◆ **Exercise input**:
··········

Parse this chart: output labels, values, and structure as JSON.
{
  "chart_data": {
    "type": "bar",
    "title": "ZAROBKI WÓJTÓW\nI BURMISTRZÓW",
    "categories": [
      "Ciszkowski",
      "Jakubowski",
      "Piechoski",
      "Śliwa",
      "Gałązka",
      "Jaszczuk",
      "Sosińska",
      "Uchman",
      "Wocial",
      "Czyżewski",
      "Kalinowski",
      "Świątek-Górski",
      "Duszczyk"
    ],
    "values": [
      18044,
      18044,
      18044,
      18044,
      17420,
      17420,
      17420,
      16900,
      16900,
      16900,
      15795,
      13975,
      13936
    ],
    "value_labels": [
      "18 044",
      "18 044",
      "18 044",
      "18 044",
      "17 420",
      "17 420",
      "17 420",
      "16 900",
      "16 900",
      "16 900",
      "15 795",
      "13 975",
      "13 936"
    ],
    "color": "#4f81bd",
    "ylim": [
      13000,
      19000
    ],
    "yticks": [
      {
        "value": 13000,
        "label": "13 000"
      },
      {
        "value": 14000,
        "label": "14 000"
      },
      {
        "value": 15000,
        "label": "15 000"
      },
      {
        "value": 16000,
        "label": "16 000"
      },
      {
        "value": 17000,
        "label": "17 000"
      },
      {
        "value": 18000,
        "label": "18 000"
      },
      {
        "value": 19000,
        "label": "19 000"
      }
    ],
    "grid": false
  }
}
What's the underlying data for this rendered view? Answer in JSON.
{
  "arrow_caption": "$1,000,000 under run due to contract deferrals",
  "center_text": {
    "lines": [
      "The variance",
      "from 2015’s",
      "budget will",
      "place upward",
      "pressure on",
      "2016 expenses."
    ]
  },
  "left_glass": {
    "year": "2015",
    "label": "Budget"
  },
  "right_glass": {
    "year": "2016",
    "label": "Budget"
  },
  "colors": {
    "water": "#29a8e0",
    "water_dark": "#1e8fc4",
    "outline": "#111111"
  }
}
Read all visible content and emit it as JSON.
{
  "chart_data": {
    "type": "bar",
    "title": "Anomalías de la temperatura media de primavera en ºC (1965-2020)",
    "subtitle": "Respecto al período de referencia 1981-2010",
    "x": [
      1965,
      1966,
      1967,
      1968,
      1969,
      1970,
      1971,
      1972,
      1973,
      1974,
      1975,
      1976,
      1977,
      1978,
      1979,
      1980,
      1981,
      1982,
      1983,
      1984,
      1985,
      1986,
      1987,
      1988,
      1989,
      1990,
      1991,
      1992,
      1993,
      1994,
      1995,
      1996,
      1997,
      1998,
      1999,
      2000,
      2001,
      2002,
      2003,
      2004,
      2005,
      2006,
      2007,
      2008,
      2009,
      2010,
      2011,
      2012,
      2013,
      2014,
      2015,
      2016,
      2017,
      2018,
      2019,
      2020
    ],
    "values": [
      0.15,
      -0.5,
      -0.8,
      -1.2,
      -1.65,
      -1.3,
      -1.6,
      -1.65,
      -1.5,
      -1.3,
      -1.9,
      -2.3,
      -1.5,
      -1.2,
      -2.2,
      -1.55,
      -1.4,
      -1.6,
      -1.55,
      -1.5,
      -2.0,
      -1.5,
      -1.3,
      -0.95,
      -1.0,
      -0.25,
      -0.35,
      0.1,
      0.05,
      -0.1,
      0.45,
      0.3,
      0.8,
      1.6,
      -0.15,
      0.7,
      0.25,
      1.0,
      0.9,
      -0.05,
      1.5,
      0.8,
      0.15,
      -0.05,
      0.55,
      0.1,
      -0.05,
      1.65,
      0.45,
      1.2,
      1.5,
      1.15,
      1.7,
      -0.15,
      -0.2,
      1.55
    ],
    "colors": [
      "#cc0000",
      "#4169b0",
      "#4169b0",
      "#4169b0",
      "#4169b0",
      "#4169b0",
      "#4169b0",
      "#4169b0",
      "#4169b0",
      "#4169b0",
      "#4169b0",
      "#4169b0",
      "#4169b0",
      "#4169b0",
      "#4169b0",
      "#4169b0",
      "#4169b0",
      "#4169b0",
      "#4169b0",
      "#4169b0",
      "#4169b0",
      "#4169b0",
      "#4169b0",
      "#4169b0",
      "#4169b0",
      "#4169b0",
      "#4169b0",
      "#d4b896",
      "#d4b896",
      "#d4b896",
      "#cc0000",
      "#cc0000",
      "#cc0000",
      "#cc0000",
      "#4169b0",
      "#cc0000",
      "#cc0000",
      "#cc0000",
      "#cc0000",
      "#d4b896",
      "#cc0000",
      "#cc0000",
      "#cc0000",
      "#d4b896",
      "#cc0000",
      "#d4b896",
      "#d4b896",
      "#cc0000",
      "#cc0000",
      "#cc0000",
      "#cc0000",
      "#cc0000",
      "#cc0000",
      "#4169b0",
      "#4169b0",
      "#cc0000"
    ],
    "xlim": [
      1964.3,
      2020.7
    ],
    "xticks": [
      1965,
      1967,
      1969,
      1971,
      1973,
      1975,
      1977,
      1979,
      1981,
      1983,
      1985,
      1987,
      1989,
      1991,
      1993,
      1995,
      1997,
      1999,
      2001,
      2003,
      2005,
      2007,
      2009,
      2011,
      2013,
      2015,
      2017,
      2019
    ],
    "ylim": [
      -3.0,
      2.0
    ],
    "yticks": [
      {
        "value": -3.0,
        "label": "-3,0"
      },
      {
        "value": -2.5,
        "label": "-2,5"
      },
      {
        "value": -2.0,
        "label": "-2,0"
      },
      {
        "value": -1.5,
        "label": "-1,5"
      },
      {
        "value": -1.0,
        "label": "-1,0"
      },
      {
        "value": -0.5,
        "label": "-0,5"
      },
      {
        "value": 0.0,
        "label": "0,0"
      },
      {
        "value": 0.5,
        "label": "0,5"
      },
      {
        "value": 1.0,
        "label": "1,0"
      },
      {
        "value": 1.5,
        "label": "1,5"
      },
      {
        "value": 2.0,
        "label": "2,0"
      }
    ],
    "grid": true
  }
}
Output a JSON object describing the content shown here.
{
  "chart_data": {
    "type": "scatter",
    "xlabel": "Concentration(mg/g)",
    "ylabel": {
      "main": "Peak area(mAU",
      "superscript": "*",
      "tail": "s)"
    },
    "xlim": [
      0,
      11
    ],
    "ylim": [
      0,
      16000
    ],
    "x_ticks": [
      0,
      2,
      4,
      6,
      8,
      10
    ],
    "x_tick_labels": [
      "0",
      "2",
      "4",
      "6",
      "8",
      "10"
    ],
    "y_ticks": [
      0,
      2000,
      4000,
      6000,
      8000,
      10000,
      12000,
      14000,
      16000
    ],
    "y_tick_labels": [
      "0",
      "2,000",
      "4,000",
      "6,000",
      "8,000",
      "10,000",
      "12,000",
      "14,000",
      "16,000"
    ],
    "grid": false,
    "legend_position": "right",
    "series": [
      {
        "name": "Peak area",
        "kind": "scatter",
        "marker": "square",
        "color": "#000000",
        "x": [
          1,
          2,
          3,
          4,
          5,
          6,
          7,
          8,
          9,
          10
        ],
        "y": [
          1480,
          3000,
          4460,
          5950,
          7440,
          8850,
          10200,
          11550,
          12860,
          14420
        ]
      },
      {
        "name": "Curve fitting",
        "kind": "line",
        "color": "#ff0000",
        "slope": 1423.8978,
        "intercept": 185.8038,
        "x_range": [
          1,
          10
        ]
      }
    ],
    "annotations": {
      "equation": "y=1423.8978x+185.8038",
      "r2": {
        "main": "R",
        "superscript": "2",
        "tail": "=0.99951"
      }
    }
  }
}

··········

◆ **Do this**: Using the data above, repeat every line exactly.

◆ **Reply**:
Parse this chart: output labels, values, and structure as JSON.
{
  "chart_data": {
    "type": "bar",
    "title": "ZAROBKI WÓJTÓW\nI BURMISTRZÓW",
    "categories": [
      "Ciszkowski",
      "Jakubowski",
      "Piechoski",
      "Śliwa",
      "Gałązka",
      "Jaszczuk",
      "Sosińska",
      "Uchman",
      "Wocial",
      "Czyżewski",
      "Kalinowski",
      "Świątek-Górski",
      "Duszczyk"
    ],
    "values": [
      18044,
      18044,
      18044,
      18044,
      17420,
      17420,
      17420,
      16900,
      16900,
      16900,
      15795,
      13975,
      13936
    ],
    "value_labels": [
      "18 044",
      "18 044",
      "18 044",
      "18 044",
      "17 420",
      "17 420",
      "17 420",
      "16 900",
      "16 900",
      "16 900",
      "15 795",
      "13 975",
      "13 936"
    ],
    "color": "#4f81bd",
    "ylim": [
      13000,
      19000
    ],
    "yticks": [
      {
        "value": 13000,
        "label": "13 000"
      },
      {
        "value": 14000,
        "label": "14 000"
      },
      {
        "value": 15000,
        "label": "15 000"
      },
      {
        "value": 16000,
        "label": "16 000"
      },
      {
        "value": 17000,
        "label": "17 000"
      },
      {
        "value": 18000,
        "label": "18 000"
      },
      {
        "value": 19000,
        "label": "19 000"
      }
    ],
    "grid": false
  }
}
What's the underlying data for this rendered view? Answer in JSON.
{
  "arrow_caption": "$1,000,000 under run due to contract deferrals",
  "center_text": {
    "lines": [
      "The variance",
      "from 2015’s",
      "budget will",
      "place upward",
      "pressure on",
      "2016 expenses."
    ]
  },
  "left_glass": {
    "year": "2015",
    "label": "Budget"
  },
  "right_glass": {
    "year": "2016",
    "label": "Budget"
  },
  "colors": {
    "water": "#29a8e0",
    "water_dark": "#1e8fc4",
    "outline": "#111111"
  }
}
Read all visible content and emit it as JSON.
{
  "chart_data": {
    "type": "bar",
    "title": "Anomalías de la temperatura media de primavera en ºC (1965-2020)",
    "subtitle": "Respecto al período de referencia 1981-2010",
    "x": [
      1965,
      1966,
      1967,
      1968,
      1969,
      1970,
      1971,
      1972,
      1973,
      1974,
      1975,
      1976,
      1977,
      1978,
      1979,
      1980,
      1981,
      1982,
      1983,
      1984,
      1985,
      1986,
      1987,
      1988,
      1989,
      1990,
      1991,
      1992,
      1993,
      1994,
      1995,
      1996,
      1997,
      1998,
      1999,
      2000,
      2001,
      2002,
      2003,
      2004,
      2005,
      2006,
      2007,
      2008,
      2009,
      2010,
      2011,
      2012,
      2013,
      2014,
      2015,
      2016,
      2017,
      2018,
      2019,
      2020
    ],
    "values": [
      0.15,
      -0.5,
      -0.8,
      -1.2,
      -1.65,
      -1.3,
      -1.6,
      -1.65,
      -1.5,
      -1.3,
      -1.9,
      -2.3,
      -1.5,
      -1.2,
      -2.2,
      -1.55,
      -1.4,
      -1.6,
      -1.55,
      -1.5,
      -2.0,
      -1.5,
      -1.3,
      -0.95,
      -1.0,
      -0.25,
      -0.35,
      0.1,
      0.05,
      -0.1,
      0.45,
      0.3,
      0.8,
      1.6,
      -0.15,
      0.7,
      0.25,
      1.0,
      0.9,
      -0.05,
      1.5,
      0.8,
      0.15,
      -0.05,
      0.55,
      0.1,
      -0.05,
      1.65,
      0.45,
      1.2,
      1.5,
      1.15,
      1.7,
      -0.15,
      -0.2,
      1.55
    ],
    "colors": [
      "#cc0000",
      "#4169b0",
      "#4169b0",
      "#4169b0",
      "#4169b0",
      "#4169b0",
      "#4169b0",
      "#4169b0",
      "#4169b0",
      "#4169b0",
      "#4169b0",
      "#4169b0",
      "#4169b0",
      "#4169b0",
      "#4169b0",
      "#4169b0",
      "#4169b0",
      "#4169b0",
      "#4169b0",
      "#4169b0",
      "#4169b0",
      "#4169b0",
      "#4169b0",
      "#4169b0",
      "#4169b0",
      "#4169b0",
      "#4169b0",
      "#d4b896",
      "#d4b896",
      "#d4b896",
      "#cc0000",
      "#cc0000",
      "#cc0000",
      "#cc0000",
      "#4169b0",
      "#cc0000",
      "#cc0000",
      "#cc0000",
      "#cc0000",
      "#d4b896",
      "#cc0000",
      "#cc0000",
      "#cc0000",
      "#d4b896",
      "#cc0000",
      "#d4b896",
      "#d4b896",
      "#cc0000",
      "#cc0000",
      "#cc0000",
      "#cc0000",
      "#cc0000",
      "#cc0000",
      "#4169b0",
      "#4169b0",
      "#cc0000"
    ],
    "xlim": [
      1964.3,
      2020.7
    ],
    "xticks": [
      1965,
      1967,
      1969,
      1971,
      1973,
      1975,
      1977,
      1979,
      1981,
      1983,
      1985,
      1987,
      1989,
      1991,
      1993,
      1995,
      1997,
      1999,
      2001,
      2003,
      2005,
      2007,
      2009,
      2011,
      2013,
      2015,
      2017,
      2019
    ],
    "ylim": [
      -3.0,
      2.0
    ],
    "yticks": [
      {
        "value": -3.0,
        "label": "-3,0"
      },
      {
        "value": -2.5,
        "label": "-2,5"
      },
      {
        "value": -2.0,
        "label": "-2,0"
      },
      {
        "value": -1.5,
        "label": "-1,5"
      },
      {
        "value": -1.0,
        "label": "-1,0"
      },
      {
        "value": -0.5,
        "label": "-0,5"
      },
      {
        "value": 0.0,
        "label": "0,0"
      },
      {
        "value": 0.5,
        "label": "0,5"
      },
      {
        "value": 1.0,
        "label": "1,0"
      },
      {
        "value": 1.5,
        "label": "1,5"
      },
      {
        "value": 2.0,
        "label": "2,0"
      }
    ],
    "grid": true
  }
}
Output a JSON object describing the content shown here.
{
  "chart_data": {
    "type": "scatter",
    "xlabel": "Concentration(mg/g)",
    "ylabel": {
      "main": "Peak area(mAU",
      "superscript": "*",
      "tail": "s)"
    },
    "xlim": [
      0,
      11
    ],
    "ylim": [
      0,
      16000
    ],
    "x_ticks": [
      0,
      2,
      4,
      6,
      8,
      10
    ],
    "x_tick_labels": [
      "0",
      "2",
      "4",
      "6",
      "8",
      "10"
    ],
    "y_ticks": [
      0,
      2000,
      4000,
      6000,
      8000,
      10000,
      12000,
      14000,
      16000
    ],
    "y_tick_labels": [
      "0",
      "2,000",
      "4,000",
      "6,000",
      "8,000",
      "10,000",
      "12,000",
      "14,000",
      "16,000"
    ],
    "grid": false,
    "legend_position": "right",
    "series": [
      {
        "name": "Peak area",
        "kind": "scatter",
        "marker": "square",
        "color": "#000000",
        "x": [
          1,
          2,
          3,
          4,
          5,
          6,
          7,
          8,
          9,
          10
        ],
        "y": [
          1480,
          3000,
          4460,
          5950,
          7440,
          8850,
          10200,
          11550,
          12860,
          14420
        ]
      },
      {
        "name": "Curve fitting",
        "kind": "line",
        "color": "#ff0000",
        "slope": 1423.8978,
        "intercept": 185.8038,
        "x_range": [
          1,
          10
        ]
      }
    ],
    "annotations": {
      "equation": "y=1423.8978x+185.8038",
      "r2": {
        "main": "R",
        "superscript": "2",
        "tail": "=0.99951"
      }
    }
  }
}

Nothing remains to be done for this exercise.